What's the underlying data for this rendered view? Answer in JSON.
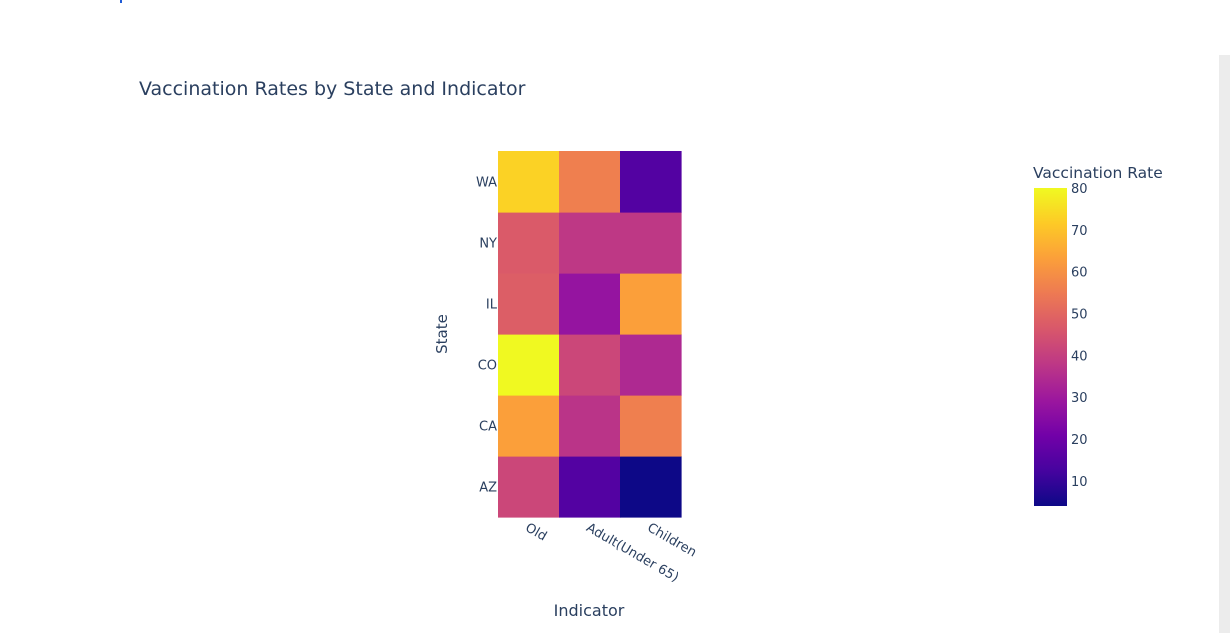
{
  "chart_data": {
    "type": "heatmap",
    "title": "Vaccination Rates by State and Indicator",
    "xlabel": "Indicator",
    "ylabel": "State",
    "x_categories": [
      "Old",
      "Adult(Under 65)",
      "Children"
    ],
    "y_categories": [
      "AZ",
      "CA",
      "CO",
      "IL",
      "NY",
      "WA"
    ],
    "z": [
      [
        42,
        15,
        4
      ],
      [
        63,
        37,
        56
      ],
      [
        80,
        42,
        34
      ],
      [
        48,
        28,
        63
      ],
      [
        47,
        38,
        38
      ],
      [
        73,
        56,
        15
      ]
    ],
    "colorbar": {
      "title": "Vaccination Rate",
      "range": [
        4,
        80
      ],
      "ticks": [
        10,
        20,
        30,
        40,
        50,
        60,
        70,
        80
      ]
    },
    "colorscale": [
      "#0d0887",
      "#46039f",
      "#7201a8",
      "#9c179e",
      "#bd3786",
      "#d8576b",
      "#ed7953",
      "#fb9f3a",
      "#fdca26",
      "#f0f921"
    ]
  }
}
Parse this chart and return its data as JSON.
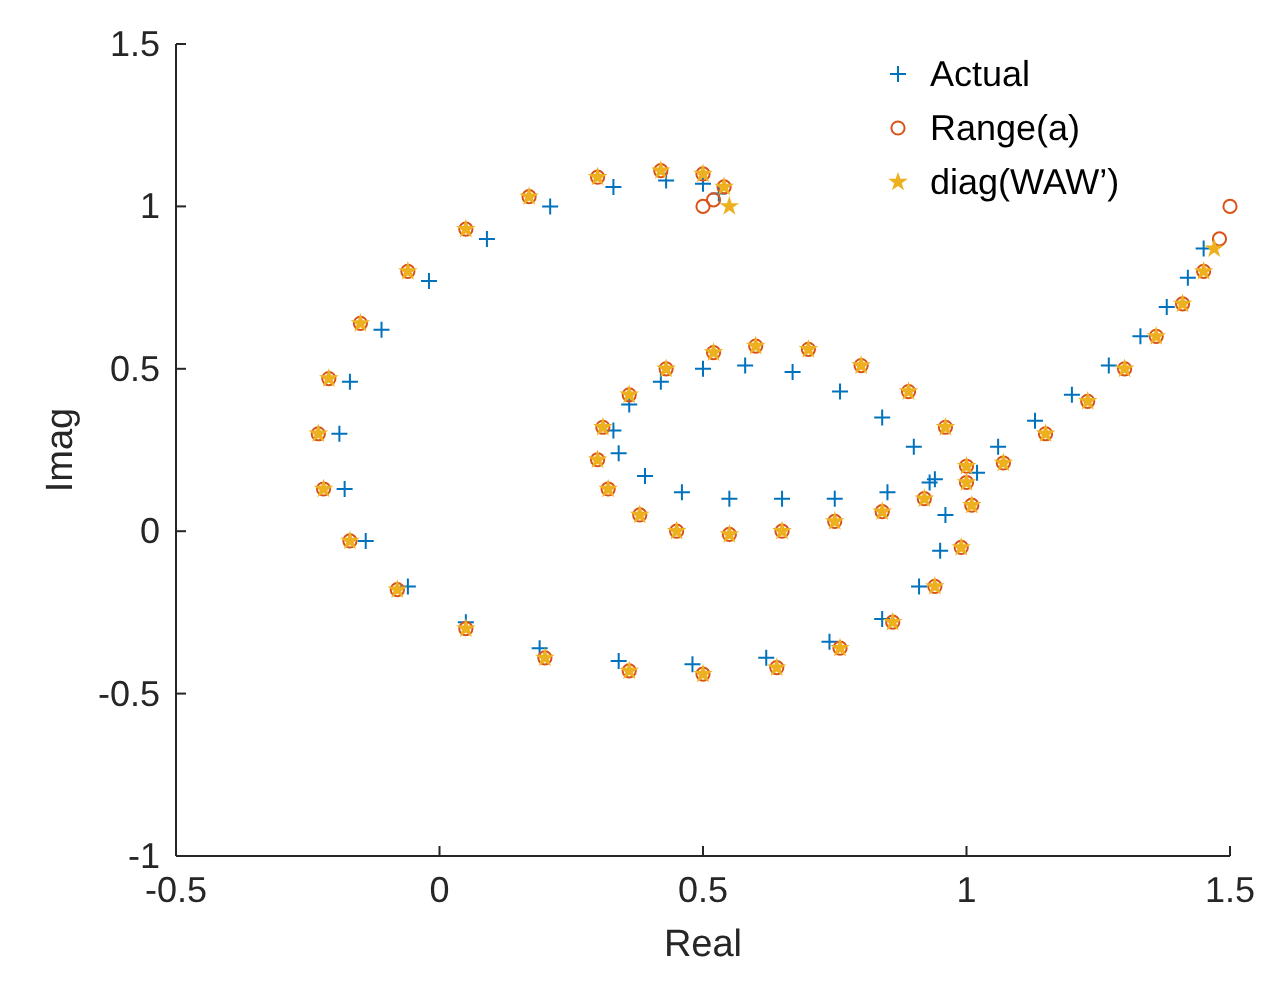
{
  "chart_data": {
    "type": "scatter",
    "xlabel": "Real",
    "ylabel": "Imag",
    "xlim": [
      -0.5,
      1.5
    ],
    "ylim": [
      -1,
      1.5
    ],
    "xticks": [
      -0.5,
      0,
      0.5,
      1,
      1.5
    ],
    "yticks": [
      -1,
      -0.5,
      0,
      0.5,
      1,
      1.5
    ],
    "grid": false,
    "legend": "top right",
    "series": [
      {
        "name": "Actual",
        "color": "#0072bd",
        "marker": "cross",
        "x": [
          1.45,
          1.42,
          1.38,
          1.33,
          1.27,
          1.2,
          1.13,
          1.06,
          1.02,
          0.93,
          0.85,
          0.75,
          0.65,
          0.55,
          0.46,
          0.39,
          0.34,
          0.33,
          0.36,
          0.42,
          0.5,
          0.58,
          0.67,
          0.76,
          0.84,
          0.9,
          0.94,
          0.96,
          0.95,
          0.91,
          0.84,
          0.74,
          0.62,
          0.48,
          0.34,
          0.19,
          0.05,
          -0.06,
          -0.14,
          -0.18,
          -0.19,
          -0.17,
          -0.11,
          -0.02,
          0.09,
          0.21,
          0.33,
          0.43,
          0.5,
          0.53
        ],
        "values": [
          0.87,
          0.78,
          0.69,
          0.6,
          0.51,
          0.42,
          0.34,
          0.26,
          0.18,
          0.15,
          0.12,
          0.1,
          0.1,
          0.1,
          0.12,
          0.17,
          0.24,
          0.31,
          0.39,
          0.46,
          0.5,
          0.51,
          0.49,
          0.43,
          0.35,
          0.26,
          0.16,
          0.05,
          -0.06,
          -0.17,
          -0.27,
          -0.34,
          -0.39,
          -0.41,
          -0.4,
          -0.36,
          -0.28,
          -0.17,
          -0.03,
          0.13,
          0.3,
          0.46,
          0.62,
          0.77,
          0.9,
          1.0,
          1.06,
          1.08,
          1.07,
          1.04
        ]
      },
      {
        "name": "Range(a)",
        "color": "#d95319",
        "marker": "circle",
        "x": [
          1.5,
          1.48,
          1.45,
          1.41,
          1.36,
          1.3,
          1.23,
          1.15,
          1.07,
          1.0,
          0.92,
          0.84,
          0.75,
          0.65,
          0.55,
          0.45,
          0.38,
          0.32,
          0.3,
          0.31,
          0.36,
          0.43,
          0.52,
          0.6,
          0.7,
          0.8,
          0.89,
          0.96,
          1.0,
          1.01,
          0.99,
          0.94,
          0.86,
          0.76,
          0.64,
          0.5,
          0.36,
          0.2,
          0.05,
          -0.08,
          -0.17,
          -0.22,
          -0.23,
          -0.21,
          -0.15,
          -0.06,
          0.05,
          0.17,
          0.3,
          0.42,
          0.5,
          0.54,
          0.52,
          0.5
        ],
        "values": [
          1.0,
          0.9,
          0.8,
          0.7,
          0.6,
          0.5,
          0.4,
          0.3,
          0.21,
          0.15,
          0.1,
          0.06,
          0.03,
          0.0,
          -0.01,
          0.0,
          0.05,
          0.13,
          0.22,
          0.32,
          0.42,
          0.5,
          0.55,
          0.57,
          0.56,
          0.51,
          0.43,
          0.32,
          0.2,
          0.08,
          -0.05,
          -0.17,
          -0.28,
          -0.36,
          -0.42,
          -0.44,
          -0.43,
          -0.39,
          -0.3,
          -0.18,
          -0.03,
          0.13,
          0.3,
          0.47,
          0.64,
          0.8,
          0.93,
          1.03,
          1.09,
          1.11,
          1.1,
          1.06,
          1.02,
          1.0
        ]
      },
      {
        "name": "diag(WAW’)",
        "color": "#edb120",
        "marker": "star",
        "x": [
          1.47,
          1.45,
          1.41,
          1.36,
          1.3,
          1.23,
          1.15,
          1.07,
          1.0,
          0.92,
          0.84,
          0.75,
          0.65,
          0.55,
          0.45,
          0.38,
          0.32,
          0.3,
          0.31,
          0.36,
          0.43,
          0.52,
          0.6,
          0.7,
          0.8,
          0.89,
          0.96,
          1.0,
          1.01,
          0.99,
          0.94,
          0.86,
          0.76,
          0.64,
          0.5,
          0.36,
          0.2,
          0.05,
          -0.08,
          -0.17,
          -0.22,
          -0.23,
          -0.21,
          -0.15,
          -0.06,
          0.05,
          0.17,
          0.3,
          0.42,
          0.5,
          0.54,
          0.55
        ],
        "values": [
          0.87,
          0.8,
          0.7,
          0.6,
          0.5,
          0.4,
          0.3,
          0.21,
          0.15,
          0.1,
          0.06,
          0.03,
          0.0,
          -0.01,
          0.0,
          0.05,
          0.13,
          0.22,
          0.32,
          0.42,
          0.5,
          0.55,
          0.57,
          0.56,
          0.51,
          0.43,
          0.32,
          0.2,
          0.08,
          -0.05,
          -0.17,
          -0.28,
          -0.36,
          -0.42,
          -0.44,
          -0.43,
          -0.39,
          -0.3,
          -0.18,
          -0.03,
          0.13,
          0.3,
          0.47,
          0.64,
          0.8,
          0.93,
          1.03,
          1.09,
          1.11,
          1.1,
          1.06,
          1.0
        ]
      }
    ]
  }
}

==================================================

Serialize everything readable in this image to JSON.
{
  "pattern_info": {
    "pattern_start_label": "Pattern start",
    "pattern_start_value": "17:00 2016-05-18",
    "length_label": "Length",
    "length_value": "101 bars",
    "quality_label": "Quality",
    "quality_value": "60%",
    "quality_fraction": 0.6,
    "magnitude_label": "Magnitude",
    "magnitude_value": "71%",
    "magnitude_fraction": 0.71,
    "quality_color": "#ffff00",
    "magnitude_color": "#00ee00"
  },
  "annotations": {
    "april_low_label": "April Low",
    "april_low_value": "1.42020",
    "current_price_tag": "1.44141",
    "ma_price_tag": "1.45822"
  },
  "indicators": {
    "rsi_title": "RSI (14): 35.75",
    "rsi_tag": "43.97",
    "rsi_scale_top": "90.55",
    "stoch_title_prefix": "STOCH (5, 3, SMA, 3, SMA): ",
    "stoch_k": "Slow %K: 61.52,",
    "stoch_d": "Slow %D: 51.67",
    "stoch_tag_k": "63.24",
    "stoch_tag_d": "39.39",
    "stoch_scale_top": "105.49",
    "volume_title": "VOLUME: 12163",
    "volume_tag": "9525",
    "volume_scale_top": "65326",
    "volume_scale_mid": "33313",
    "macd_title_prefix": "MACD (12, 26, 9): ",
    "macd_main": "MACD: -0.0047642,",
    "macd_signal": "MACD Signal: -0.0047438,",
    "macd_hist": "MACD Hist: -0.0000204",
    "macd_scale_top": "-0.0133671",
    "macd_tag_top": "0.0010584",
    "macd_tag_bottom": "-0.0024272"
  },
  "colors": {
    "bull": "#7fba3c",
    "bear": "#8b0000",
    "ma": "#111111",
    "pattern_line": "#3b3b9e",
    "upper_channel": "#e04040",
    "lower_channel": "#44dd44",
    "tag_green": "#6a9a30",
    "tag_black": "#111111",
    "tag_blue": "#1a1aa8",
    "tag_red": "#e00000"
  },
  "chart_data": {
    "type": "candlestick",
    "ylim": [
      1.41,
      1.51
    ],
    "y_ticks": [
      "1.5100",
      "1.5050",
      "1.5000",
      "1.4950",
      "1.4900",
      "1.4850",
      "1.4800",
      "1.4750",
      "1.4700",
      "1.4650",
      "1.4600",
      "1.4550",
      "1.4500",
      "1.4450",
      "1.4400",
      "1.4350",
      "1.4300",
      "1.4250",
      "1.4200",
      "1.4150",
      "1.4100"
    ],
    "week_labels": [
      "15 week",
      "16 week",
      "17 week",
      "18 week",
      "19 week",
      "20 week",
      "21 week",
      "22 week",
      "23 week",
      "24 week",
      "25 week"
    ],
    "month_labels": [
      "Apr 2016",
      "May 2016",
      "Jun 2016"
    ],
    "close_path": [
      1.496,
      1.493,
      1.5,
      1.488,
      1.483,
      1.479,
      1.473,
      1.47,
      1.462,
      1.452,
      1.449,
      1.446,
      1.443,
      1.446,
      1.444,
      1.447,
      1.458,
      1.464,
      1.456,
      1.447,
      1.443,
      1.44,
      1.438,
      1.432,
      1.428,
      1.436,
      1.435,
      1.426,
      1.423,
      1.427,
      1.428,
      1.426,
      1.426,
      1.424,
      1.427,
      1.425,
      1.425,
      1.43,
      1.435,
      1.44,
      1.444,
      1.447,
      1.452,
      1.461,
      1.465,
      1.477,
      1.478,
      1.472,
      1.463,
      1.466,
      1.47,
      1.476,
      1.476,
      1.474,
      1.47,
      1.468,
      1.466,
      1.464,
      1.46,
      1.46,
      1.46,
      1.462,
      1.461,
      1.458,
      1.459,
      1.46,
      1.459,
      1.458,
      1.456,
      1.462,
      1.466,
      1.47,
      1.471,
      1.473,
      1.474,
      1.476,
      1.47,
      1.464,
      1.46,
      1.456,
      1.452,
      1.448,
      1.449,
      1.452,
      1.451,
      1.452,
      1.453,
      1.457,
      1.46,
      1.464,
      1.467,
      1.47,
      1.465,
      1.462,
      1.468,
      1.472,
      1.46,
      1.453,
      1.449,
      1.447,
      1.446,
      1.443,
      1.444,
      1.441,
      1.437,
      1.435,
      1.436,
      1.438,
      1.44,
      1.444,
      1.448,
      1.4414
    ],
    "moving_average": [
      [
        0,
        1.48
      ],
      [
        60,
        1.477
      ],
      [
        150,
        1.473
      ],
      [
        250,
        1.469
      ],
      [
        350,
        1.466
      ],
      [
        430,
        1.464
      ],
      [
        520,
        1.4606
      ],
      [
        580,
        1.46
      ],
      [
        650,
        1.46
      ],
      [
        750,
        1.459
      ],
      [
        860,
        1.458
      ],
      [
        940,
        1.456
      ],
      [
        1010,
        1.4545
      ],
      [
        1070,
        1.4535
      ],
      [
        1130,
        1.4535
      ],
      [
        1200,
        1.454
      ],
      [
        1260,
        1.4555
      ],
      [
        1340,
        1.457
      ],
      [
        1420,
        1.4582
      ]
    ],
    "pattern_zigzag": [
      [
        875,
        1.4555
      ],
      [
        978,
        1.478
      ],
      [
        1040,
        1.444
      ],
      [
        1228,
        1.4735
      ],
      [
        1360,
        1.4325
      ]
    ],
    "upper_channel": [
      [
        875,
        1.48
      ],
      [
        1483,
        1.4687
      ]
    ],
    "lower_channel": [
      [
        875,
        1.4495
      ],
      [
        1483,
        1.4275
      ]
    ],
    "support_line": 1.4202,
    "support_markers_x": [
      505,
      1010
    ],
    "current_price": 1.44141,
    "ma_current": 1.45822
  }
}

==================================================

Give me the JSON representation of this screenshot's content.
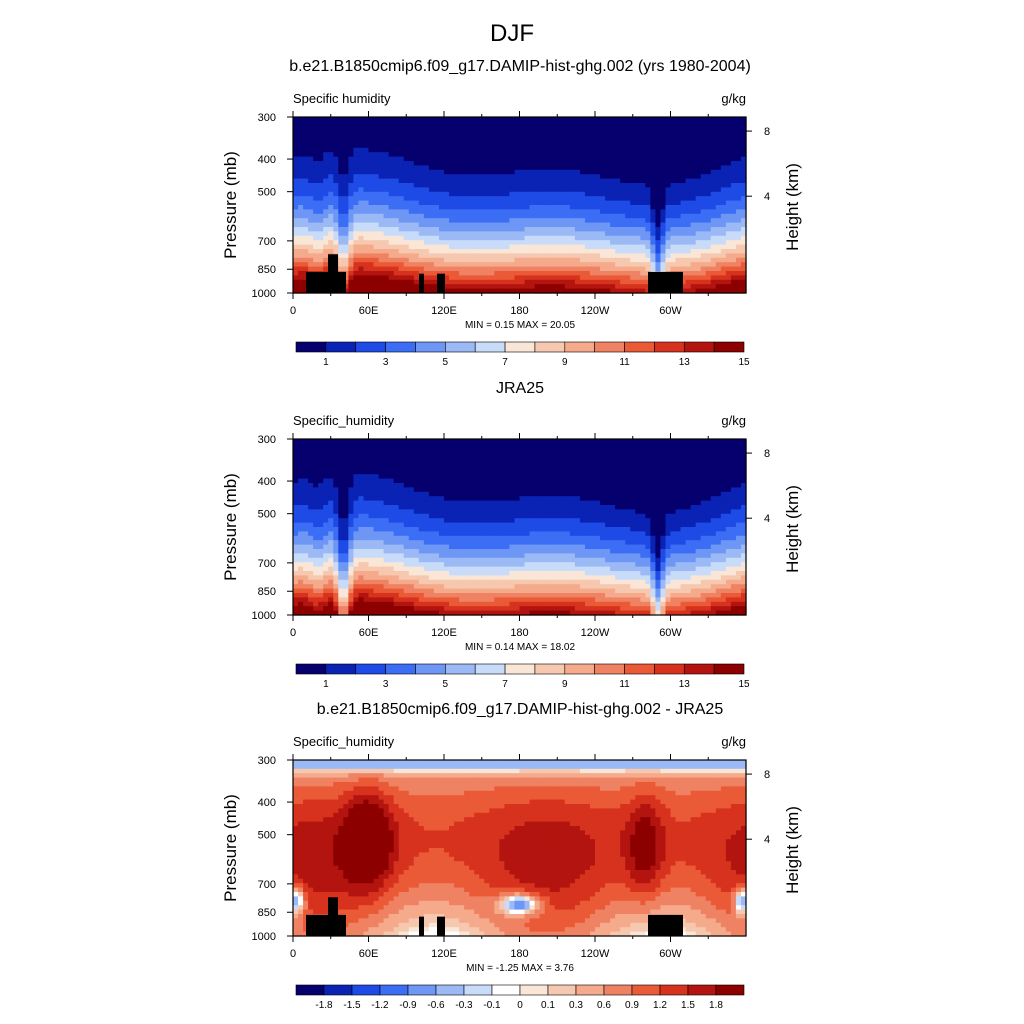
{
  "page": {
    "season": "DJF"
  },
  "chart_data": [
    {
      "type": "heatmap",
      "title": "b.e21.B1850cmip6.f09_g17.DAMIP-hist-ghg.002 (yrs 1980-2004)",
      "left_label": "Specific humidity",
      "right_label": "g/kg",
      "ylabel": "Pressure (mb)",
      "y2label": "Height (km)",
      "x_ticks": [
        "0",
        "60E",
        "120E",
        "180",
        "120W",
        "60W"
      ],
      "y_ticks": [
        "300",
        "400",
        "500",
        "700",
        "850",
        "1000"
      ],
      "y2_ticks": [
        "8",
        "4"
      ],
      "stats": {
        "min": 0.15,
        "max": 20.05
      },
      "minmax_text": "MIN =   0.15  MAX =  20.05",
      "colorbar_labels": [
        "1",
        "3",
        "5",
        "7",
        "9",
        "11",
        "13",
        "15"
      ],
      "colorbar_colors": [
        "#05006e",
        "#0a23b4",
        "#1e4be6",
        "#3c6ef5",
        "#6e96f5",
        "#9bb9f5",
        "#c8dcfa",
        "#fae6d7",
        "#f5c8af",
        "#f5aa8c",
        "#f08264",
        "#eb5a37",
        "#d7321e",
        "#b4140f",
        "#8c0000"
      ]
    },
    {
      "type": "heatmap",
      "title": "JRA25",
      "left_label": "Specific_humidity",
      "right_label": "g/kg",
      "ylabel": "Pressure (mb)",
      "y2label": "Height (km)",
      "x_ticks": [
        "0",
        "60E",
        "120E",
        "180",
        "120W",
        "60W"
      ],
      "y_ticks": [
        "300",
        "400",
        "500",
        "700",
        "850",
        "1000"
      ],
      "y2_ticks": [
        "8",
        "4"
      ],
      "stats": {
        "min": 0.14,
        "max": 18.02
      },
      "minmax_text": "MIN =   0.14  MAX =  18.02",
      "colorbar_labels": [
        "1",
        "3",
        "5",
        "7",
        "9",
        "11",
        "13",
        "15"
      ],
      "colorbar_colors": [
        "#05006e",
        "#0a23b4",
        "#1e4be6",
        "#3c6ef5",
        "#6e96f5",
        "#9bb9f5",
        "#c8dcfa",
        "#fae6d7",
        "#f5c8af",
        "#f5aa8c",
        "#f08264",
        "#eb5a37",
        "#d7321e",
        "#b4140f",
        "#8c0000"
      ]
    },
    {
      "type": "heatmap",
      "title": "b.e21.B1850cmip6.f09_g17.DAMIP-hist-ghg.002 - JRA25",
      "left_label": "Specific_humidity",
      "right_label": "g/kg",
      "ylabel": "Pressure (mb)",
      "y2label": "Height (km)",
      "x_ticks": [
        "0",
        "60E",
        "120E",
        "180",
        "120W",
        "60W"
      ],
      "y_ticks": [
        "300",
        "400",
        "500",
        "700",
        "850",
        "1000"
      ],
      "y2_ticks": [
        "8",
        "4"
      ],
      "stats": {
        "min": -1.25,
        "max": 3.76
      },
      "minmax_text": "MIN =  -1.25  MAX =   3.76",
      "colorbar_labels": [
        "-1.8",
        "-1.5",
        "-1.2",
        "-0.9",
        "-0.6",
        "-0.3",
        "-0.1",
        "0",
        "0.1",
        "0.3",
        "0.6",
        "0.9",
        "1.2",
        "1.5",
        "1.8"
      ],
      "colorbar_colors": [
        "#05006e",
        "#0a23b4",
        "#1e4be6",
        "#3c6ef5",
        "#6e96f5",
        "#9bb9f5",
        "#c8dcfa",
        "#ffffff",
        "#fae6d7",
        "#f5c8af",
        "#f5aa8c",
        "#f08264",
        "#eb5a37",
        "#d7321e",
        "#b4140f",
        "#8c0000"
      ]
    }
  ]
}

==================================================

> _Problem description_: State how many lines above include the word "JSON", and nothing more.

> _The output_: 4